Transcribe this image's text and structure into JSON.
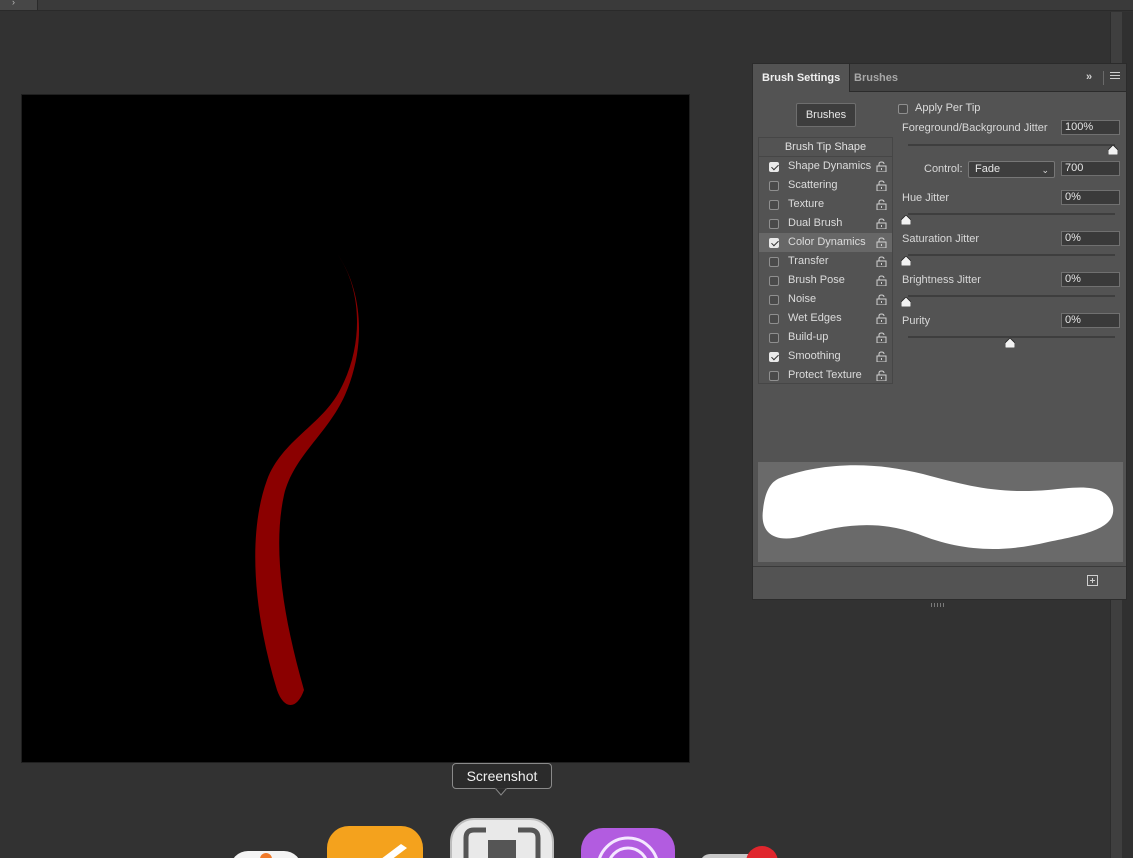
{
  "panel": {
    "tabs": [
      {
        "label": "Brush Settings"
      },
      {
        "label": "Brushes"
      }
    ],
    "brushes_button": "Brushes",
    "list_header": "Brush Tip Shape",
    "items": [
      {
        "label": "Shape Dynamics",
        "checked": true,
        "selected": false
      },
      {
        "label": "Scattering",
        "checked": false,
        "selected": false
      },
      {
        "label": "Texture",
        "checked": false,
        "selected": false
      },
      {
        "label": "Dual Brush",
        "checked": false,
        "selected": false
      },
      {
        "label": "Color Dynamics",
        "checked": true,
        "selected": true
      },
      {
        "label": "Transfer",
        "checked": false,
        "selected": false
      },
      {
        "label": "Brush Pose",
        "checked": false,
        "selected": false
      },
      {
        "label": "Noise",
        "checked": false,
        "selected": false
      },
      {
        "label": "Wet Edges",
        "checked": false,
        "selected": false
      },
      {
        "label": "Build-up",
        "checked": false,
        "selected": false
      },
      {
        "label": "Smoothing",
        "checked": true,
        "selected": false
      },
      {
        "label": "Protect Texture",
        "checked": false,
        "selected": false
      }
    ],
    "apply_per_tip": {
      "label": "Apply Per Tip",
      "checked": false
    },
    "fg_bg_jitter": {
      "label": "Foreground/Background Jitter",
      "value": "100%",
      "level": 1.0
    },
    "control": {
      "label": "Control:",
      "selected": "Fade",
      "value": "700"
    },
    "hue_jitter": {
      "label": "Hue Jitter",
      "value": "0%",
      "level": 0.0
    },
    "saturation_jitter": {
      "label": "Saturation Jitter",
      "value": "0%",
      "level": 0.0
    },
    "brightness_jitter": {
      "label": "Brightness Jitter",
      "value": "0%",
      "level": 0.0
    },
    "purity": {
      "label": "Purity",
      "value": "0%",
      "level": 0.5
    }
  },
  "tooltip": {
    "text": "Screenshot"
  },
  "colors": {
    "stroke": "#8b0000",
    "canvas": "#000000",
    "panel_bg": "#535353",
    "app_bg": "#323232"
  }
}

++++

SET EXERCISE — Give every record again exactly, apart from the pictures, which stay out.

THE REPLY —
Transcribe this image's text and structure into JSON.
{
  "panel": {
    "tabs": [
      {
        "label": "Brush Settings"
      },
      {
        "label": "Brushes"
      }
    ],
    "brushes_button": "Brushes",
    "list_header": "Brush Tip Shape",
    "items": [
      {
        "label": "Shape Dynamics",
        "checked": true,
        "selected": false
      },
      {
        "label": "Scattering",
        "checked": false,
        "selected": false
      },
      {
        "label": "Texture",
        "checked": false,
        "selected": false
      },
      {
        "label": "Dual Brush",
        "checked": false,
        "selected": false
      },
      {
        "label": "Color Dynamics",
        "checked": true,
        "selected": true
      },
      {
        "label": "Transfer",
        "checked": false,
        "selected": false
      },
      {
        "label": "Brush Pose",
        "checked": false,
        "selected": false
      },
      {
        "label": "Noise",
        "checked": false,
        "selected": false
      },
      {
        "label": "Wet Edges",
        "checked": false,
        "selected": false
      },
      {
        "label": "Build-up",
        "checked": false,
        "selected": false
      },
      {
        "label": "Smoothing",
        "checked": true,
        "selected": false
      },
      {
        "label": "Protect Texture",
        "checked": false,
        "selected": false
      }
    ],
    "apply_per_tip": {
      "label": "Apply Per Tip",
      "checked": false
    },
    "fg_bg_jitter": {
      "label": "Foreground/Background Jitter",
      "value": "100%",
      "level": 1.0
    },
    "control": {
      "label": "Control:",
      "selected": "Fade",
      "value": "700"
    },
    "hue_jitter": {
      "label": "Hue Jitter",
      "value": "0%",
      "level": 0.0
    },
    "saturation_jitter": {
      "label": "Saturation Jitter",
      "value": "0%",
      "level": 0.0
    },
    "brightness_jitter": {
      "label": "Brightness Jitter",
      "value": "0%",
      "level": 0.0
    },
    "purity": {
      "label": "Purity",
      "value": "0%",
      "level": 0.5
    }
  },
  "tooltip": {
    "text": "Screenshot"
  },
  "colors": {
    "stroke": "#8b0000",
    "canvas": "#000000",
    "panel_bg": "#535353",
    "app_bg": "#323232"
  }
}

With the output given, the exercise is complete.